• _Entries supplied_:
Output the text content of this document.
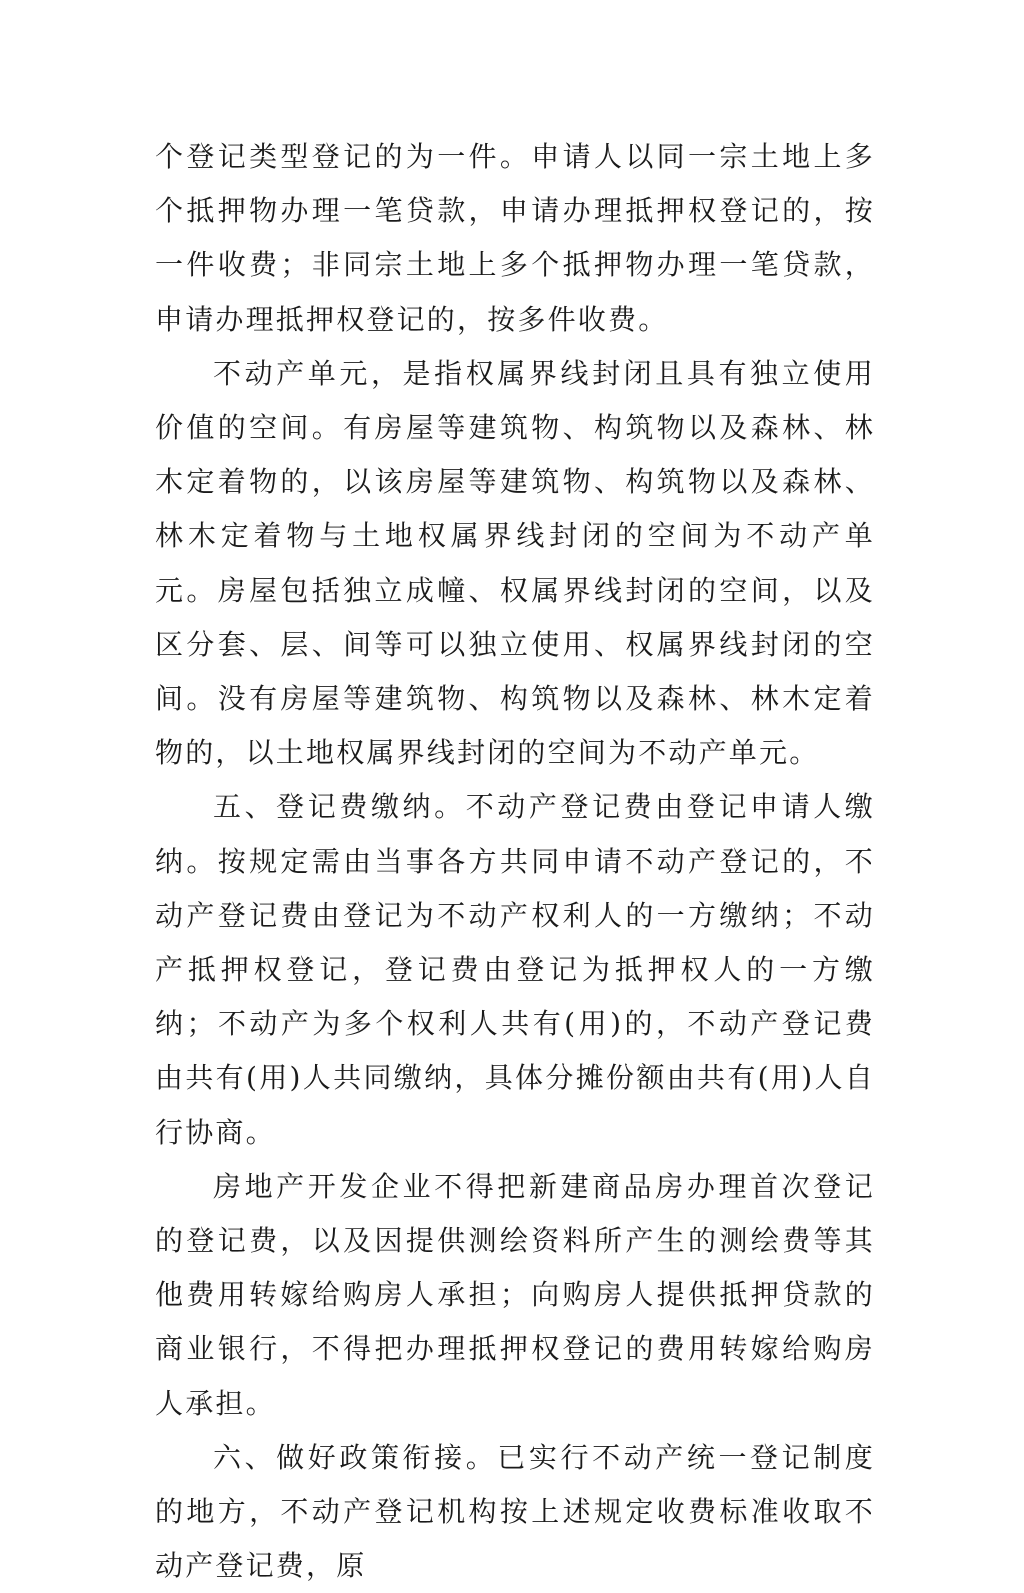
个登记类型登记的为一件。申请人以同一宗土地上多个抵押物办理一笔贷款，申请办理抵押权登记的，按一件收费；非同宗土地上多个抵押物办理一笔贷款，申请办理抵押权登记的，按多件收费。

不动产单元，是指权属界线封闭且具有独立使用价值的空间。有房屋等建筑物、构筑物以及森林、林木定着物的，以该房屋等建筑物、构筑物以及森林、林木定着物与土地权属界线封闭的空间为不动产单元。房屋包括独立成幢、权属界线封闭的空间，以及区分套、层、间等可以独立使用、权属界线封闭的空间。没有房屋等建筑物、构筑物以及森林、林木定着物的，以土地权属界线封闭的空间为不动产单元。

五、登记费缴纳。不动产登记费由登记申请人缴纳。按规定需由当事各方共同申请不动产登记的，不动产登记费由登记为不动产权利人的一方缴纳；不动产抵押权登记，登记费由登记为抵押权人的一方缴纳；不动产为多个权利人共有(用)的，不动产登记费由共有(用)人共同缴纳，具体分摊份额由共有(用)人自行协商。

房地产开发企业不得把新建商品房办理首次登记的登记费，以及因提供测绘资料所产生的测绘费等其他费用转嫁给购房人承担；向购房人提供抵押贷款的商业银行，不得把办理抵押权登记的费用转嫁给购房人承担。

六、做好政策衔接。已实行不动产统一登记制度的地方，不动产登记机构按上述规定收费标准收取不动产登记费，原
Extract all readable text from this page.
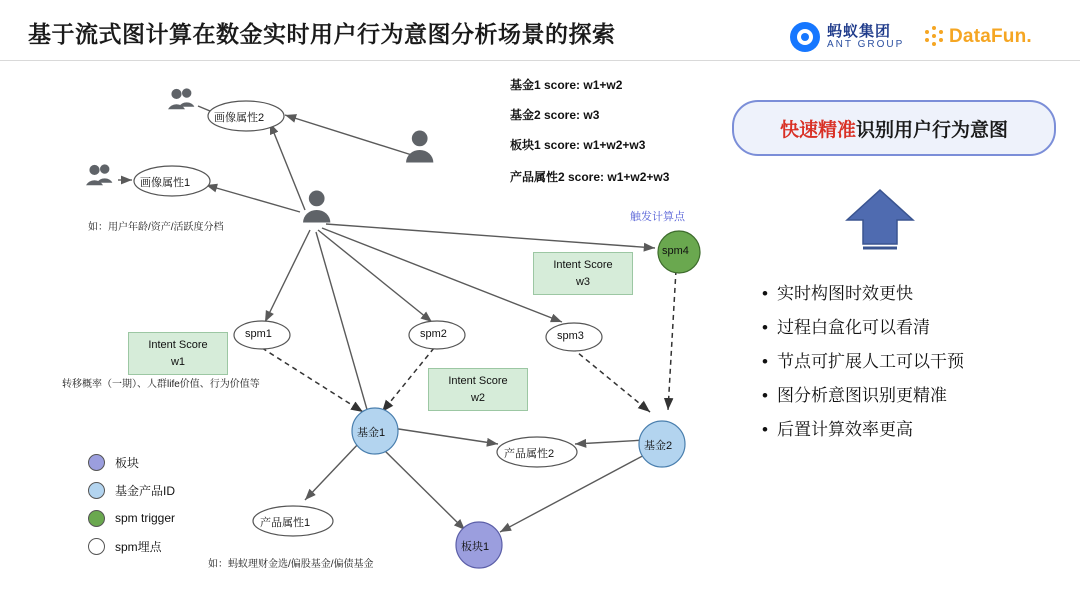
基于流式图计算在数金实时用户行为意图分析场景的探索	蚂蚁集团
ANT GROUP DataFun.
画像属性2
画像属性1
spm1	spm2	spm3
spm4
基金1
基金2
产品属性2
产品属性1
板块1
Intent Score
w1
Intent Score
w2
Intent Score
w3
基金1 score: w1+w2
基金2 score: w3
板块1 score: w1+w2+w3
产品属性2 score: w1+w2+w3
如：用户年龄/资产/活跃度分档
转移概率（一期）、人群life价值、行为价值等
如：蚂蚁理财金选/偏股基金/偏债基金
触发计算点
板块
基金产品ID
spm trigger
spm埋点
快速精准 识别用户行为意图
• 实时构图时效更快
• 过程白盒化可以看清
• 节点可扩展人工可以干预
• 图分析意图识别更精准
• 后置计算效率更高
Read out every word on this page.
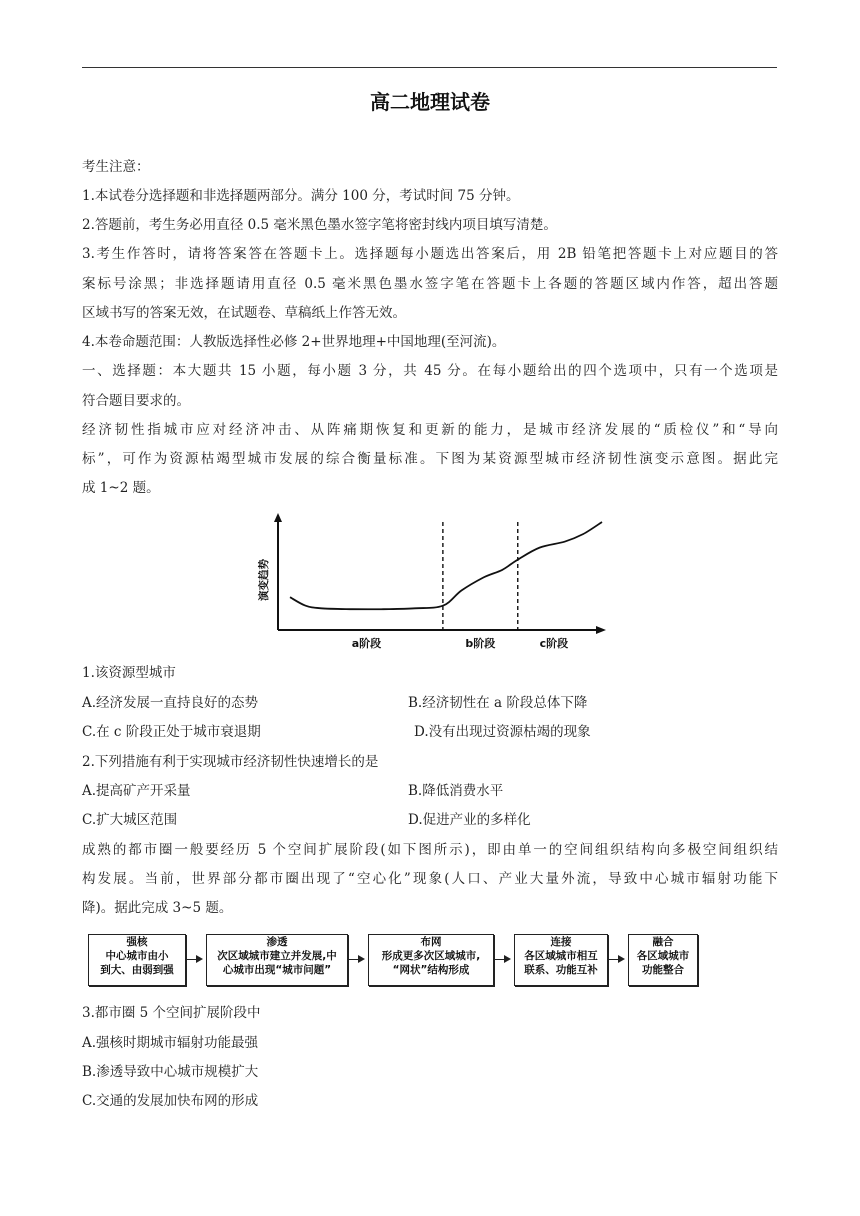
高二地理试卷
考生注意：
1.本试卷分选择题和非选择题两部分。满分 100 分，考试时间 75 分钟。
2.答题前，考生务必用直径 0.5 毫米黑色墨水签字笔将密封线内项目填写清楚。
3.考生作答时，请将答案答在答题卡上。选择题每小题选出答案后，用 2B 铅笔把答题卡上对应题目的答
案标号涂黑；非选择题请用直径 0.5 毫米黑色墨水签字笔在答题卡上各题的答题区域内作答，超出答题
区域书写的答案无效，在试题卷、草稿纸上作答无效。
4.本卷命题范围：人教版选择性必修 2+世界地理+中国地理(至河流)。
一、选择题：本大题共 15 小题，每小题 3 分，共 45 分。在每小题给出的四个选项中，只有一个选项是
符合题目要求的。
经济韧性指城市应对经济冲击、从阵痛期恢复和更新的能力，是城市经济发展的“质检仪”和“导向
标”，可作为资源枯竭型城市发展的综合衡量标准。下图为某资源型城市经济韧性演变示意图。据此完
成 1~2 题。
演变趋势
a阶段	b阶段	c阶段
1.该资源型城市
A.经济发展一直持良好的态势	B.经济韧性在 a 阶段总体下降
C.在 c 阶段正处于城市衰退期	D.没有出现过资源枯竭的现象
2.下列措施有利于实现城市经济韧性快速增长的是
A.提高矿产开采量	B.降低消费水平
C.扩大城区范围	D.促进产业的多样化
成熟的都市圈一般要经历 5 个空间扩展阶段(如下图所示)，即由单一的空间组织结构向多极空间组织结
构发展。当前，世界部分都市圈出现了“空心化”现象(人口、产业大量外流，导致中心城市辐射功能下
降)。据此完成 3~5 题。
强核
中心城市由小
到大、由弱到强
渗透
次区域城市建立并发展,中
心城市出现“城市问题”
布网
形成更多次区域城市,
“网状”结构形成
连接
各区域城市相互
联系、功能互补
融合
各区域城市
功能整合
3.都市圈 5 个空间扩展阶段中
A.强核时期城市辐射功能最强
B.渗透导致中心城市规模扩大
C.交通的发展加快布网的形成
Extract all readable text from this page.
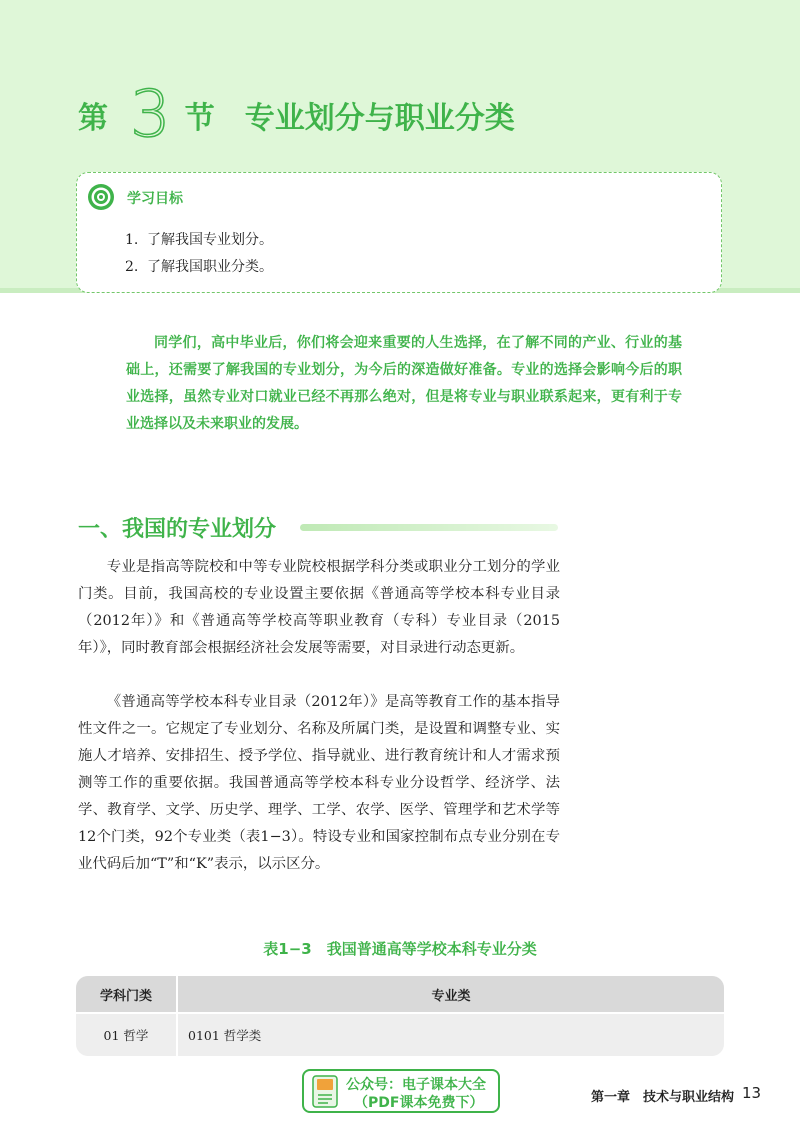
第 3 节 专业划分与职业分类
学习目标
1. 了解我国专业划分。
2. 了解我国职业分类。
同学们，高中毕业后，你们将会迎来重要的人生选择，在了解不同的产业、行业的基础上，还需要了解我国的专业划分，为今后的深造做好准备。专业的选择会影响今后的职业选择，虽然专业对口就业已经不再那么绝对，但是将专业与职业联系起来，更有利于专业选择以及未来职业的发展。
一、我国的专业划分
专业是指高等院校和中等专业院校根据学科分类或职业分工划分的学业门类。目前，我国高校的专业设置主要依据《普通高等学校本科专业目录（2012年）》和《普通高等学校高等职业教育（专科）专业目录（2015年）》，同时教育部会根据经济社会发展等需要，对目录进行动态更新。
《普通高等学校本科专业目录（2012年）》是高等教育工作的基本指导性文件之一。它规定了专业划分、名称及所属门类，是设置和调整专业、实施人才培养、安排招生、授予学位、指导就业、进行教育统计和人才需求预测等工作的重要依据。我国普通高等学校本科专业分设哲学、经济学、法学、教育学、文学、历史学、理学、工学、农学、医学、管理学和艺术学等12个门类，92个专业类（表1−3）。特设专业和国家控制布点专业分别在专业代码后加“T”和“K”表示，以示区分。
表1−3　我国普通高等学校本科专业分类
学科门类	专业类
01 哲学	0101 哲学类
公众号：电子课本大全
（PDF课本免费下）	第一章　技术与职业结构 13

• _Exercise_: Reproduce exactly and only the lines from the one with "Read out every word on this page." through the last entry, both included, excluding every picture.

• _Result of this task_:
Read out every word on this page.
高二地理试卷
考生注意：
1.本试卷分选择题和非选择题两部分。满分 100 分，考试时间 75 分钟。
2.答题前，考生务必用直径 0.5 毫米黑色墨水签字笔将密封线内项目填写清楚。
3.考生作答时，请将答案答在答题卡上。选择题每小题选出答案后，用 2B 铅笔把答题卡上对应题目的答
案标号涂黑；非选择题请用直径 0.5 毫米黑色墨水签字笔在答题卡上各题的答题区域内作答，超出答题
区域书写的答案无效，在试题卷、草稿纸上作答无效。
4.本卷命题范围：人教版选择性必修 2+世界地理+中国地理(至河流)。
一、选择题：本大题共 15 小题，每小题 3 分，共 45 分。在每小题给出的四个选项中，只有一个选项是
符合题目要求的。
经济韧性指城市应对经济冲击、从阵痛期恢复和更新的能力，是城市经济发展的“质检仪”和“导向
标”，可作为资源枯竭型城市发展的综合衡量标准。下图为某资源型城市经济韧性演变示意图。据此完
成 1~2 题。
演变趋势
a阶段	b阶段	c阶段
1.该资源型城市
A.经济发展一直持良好的态势	B.经济韧性在 a 阶段总体下降
C.在 c 阶段正处于城市衰退期	D.没有出现过资源枯竭的现象
2.下列措施有利于实现城市经济韧性快速增长的是
A.提高矿产开采量	B.降低消费水平
C.扩大城区范围	D.促进产业的多样化
成熟的都市圈一般要经历 5 个空间扩展阶段(如下图所示)，即由单一的空间组织结构向多极空间组织结
构发展。当前，世界部分都市圈出现了“空心化”现象(人口、产业大量外流，导致中心城市辐射功能下
降)。据此完成 3~5 题。
强核
中心城市由小
到大、由弱到强
渗透
次区域城市建立并发展,中
心城市出现“城市问题”
布网
形成更多次区域城市,
“网状”结构形成
连接
各区域城市相互
联系、功能互补
融合
各区域城市
功能整合
3.都市圈 5 个空间扩展阶段中
A.强核时期城市辐射功能最强
B.渗透导致中心城市规模扩大
C.交通的发展加快布网的形成
Extract all readable text from this page.
第 3 节 专业划分与职业分类
学习目标
1. 了解我国专业划分。
2. 了解我国职业分类。
同学们，高中毕业后，你们将会迎来重要的人生选择，在了解不同的产业、行业的基础上，还需要了解我国的专业划分，为今后的深造做好准备。专业的选择会影响今后的职业选择，虽然专业对口就业已经不再那么绝对，但是将专业与职业联系起来，更有利于专业选择以及未来职业的发展。
一、我国的专业划分
专业是指高等院校和中等专业院校根据学科分类或职业分工划分的学业门类。目前，我国高校的专业设置主要依据《普通高等学校本科专业目录（2012年）》和《普通高等学校高等职业教育（专科）专业目录（2015年）》，同时教育部会根据经济社会发展等需要，对目录进行动态更新。
《普通高等学校本科专业目录（2012年）》是高等教育工作的基本指导性文件之一。它规定了专业划分、名称及所属门类，是设置和调整专业、实施人才培养、安排招生、授予学位、指导就业、进行教育统计和人才需求预测等工作的重要依据。我国普通高等学校本科专业分设哲学、经济学、法学、教育学、文学、历史学、理学、工学、农学、医学、管理学和艺术学等12个门类，92个专业类（表1−3）。特设专业和国家控制布点专业分别在专业代码后加“T”和“K”表示，以示区分。
表1−3　我国普通高等学校本科专业分类
学科门类	专业类
01 哲学	0101 哲学类
公众号：电子课本大全
（PDF课本免费下）	第一章　技术与职业结构 13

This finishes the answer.